## Start

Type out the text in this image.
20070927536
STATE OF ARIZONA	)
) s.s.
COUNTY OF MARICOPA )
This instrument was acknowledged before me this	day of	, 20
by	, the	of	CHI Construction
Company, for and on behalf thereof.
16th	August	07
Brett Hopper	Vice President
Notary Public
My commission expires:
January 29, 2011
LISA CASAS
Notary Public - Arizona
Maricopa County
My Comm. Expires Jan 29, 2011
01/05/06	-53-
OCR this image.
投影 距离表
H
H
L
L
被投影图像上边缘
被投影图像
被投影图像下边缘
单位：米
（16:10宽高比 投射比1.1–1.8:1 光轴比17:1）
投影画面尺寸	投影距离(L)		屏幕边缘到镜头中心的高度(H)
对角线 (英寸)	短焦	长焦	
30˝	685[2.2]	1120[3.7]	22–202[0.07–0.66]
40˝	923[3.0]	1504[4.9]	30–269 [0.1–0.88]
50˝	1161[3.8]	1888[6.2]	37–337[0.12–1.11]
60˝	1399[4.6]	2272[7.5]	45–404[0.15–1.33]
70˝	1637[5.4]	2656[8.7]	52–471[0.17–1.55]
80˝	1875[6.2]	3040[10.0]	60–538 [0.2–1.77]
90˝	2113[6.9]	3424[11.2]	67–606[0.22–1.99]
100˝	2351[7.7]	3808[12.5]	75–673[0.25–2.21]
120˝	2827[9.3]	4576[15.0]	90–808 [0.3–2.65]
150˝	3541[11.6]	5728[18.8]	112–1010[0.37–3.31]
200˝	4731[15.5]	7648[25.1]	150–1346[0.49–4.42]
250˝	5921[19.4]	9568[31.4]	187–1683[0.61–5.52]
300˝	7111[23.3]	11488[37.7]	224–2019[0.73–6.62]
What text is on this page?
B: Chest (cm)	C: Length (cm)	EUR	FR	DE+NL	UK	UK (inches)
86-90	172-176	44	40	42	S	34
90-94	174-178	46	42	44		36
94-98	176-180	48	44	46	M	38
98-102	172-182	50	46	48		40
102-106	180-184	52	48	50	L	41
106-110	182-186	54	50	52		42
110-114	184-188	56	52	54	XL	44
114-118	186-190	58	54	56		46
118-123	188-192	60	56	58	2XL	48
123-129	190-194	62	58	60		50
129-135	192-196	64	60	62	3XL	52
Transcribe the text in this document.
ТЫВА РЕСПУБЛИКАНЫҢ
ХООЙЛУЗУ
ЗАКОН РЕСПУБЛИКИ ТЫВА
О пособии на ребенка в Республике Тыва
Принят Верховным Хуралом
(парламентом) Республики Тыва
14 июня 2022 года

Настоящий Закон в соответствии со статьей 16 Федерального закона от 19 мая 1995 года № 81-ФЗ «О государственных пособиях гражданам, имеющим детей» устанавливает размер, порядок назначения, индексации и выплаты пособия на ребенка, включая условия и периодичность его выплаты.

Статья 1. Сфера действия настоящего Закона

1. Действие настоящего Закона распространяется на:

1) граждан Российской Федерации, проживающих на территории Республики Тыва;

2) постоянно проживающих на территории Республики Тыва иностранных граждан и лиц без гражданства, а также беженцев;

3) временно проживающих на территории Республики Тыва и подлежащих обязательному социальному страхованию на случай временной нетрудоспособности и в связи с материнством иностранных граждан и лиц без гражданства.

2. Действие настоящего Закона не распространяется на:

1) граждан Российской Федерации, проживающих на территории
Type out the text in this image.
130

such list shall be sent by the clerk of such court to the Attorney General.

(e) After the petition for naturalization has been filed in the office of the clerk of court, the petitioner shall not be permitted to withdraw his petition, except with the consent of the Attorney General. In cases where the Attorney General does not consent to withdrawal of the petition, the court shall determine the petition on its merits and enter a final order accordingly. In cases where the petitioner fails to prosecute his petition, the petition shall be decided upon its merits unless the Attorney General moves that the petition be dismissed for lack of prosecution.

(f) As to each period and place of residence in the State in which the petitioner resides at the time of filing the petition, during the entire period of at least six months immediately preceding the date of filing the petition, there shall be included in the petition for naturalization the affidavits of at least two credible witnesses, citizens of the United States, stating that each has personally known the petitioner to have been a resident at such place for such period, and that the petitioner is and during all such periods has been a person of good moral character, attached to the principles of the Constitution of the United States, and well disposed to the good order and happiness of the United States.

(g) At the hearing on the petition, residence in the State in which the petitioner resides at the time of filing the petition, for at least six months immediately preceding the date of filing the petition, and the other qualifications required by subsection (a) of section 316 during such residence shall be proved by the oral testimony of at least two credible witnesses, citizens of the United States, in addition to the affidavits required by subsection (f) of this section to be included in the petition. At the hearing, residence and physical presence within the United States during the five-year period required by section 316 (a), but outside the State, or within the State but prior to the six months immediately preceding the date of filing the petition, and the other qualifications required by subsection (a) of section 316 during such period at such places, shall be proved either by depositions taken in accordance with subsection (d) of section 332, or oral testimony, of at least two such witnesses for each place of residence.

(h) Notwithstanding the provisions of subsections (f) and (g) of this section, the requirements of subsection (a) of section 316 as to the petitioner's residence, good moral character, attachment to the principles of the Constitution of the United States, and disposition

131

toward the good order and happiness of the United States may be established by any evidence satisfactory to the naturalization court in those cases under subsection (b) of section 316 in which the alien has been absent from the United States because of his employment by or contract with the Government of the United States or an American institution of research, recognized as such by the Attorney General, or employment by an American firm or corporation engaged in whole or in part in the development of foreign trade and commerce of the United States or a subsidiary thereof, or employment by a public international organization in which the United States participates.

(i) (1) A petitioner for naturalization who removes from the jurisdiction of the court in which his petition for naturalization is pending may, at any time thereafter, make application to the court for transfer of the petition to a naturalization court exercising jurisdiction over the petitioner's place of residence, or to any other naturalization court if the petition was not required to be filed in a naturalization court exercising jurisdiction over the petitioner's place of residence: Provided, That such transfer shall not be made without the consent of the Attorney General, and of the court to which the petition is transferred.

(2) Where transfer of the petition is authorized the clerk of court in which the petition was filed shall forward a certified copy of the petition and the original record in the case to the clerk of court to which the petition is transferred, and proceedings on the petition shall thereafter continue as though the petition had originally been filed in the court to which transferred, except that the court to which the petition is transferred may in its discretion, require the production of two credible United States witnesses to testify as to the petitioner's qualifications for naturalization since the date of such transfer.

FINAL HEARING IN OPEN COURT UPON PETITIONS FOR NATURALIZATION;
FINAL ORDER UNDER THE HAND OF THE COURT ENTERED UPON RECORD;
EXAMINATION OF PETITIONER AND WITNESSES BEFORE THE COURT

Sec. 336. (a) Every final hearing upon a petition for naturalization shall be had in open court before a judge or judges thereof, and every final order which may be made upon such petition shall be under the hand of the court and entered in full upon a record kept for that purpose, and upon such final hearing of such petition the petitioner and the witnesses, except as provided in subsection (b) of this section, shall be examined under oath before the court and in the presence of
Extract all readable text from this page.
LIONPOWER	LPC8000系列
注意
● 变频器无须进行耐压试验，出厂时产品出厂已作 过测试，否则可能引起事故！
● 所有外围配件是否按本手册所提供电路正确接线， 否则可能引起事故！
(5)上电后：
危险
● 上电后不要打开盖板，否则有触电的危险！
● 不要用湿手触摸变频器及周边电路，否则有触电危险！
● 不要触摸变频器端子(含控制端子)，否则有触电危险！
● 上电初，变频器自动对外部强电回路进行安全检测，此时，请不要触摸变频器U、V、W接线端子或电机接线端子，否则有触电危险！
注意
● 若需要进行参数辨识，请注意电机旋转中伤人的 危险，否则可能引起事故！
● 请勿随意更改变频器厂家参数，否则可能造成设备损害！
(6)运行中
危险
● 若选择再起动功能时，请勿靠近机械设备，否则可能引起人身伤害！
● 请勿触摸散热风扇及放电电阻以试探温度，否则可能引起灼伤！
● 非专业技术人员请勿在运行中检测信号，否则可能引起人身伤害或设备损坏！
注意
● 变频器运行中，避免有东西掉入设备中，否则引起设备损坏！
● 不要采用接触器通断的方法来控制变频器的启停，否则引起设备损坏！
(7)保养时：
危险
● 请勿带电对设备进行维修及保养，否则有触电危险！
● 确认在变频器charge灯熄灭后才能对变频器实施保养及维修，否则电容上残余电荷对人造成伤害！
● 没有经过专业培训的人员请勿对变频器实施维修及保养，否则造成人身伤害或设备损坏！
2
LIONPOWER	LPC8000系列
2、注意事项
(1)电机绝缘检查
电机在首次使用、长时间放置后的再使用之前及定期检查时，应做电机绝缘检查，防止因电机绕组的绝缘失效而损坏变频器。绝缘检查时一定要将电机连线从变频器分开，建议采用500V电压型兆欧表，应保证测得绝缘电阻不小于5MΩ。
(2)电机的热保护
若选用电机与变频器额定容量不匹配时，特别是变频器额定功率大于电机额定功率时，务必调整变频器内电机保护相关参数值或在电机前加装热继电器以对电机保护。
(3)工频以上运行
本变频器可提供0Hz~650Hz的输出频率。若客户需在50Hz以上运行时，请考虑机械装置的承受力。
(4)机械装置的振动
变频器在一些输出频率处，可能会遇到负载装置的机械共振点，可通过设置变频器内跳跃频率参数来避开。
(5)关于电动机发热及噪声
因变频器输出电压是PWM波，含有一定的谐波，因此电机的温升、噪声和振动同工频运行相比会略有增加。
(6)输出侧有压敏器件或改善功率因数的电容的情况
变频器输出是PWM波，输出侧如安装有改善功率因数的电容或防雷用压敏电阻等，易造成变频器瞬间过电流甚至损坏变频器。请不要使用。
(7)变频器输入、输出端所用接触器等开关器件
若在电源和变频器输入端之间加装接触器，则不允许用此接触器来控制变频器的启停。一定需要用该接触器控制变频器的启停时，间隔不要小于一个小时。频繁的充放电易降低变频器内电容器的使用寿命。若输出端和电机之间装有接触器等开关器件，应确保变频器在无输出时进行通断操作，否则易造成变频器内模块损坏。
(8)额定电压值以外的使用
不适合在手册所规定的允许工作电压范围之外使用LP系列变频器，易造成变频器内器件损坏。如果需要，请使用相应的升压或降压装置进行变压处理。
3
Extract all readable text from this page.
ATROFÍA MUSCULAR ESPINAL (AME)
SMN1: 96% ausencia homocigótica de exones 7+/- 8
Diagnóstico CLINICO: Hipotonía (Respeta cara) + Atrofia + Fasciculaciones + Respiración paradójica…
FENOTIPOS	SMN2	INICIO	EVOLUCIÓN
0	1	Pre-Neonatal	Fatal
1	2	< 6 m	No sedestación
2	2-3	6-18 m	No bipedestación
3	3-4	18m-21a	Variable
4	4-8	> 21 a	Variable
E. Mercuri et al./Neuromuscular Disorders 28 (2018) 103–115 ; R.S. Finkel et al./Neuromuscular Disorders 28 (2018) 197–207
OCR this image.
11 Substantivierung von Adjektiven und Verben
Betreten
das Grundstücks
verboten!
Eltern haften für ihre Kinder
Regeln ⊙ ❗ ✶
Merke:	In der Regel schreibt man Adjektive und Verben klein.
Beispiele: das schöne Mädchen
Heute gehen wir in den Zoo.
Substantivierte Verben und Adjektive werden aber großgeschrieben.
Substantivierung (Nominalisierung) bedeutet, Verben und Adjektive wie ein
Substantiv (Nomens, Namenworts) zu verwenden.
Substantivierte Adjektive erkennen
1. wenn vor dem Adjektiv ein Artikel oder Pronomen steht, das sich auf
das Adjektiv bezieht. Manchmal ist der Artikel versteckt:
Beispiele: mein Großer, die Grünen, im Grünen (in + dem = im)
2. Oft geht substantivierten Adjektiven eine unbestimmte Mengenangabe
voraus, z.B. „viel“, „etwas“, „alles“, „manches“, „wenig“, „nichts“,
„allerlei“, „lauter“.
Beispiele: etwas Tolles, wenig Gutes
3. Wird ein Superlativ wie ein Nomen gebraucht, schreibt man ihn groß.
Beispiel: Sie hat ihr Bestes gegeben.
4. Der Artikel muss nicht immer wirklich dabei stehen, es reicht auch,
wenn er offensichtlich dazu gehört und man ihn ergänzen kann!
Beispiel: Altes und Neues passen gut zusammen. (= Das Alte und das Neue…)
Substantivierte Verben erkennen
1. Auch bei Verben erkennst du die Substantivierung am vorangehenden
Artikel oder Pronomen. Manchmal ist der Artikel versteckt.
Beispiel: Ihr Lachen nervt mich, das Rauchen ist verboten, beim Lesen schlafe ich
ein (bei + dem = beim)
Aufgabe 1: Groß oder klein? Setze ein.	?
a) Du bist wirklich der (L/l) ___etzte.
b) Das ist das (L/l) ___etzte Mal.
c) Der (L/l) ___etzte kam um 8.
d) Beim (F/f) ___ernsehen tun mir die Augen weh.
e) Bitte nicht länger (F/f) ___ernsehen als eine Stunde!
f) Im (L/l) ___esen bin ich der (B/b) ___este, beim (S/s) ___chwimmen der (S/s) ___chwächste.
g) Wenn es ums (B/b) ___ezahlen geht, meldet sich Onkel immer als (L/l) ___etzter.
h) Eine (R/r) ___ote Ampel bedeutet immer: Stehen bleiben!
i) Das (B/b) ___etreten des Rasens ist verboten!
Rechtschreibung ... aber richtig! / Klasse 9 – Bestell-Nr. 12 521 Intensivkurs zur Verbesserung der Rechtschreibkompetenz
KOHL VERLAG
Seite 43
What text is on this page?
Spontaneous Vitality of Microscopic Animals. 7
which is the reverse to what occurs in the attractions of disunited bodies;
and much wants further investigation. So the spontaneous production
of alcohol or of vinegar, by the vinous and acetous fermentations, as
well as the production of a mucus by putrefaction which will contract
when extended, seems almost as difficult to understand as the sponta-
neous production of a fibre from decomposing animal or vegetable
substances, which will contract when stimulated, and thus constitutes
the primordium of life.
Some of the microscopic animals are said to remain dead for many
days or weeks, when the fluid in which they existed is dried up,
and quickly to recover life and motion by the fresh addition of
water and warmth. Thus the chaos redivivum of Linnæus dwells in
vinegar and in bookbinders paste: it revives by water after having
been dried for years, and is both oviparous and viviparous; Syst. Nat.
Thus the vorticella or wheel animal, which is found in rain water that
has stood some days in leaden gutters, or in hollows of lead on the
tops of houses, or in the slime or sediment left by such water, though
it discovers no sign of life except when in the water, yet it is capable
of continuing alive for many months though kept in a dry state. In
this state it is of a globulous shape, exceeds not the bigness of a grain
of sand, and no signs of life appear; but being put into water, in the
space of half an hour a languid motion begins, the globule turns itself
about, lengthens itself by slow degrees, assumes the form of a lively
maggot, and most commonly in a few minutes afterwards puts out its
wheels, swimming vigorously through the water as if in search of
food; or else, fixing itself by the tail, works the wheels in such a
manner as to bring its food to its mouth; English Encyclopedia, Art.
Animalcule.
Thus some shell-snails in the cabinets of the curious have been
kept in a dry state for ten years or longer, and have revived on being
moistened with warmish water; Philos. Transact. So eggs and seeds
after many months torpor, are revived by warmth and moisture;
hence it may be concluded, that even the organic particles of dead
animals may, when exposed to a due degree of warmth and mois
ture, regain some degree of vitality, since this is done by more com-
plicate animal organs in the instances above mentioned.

## End

What needs to be done:
From the entries above, copy every line where the word "aber" shows up.

Output for this task:
Substantivierte Verben und Adjektive werden aber großgeschrieben.
Rechtschreibung ... aber richtig! / Klasse 9 – Bestell-Nr. 12 521 Intensivkurs zur Verbesserung der Rechtschreibkompetenz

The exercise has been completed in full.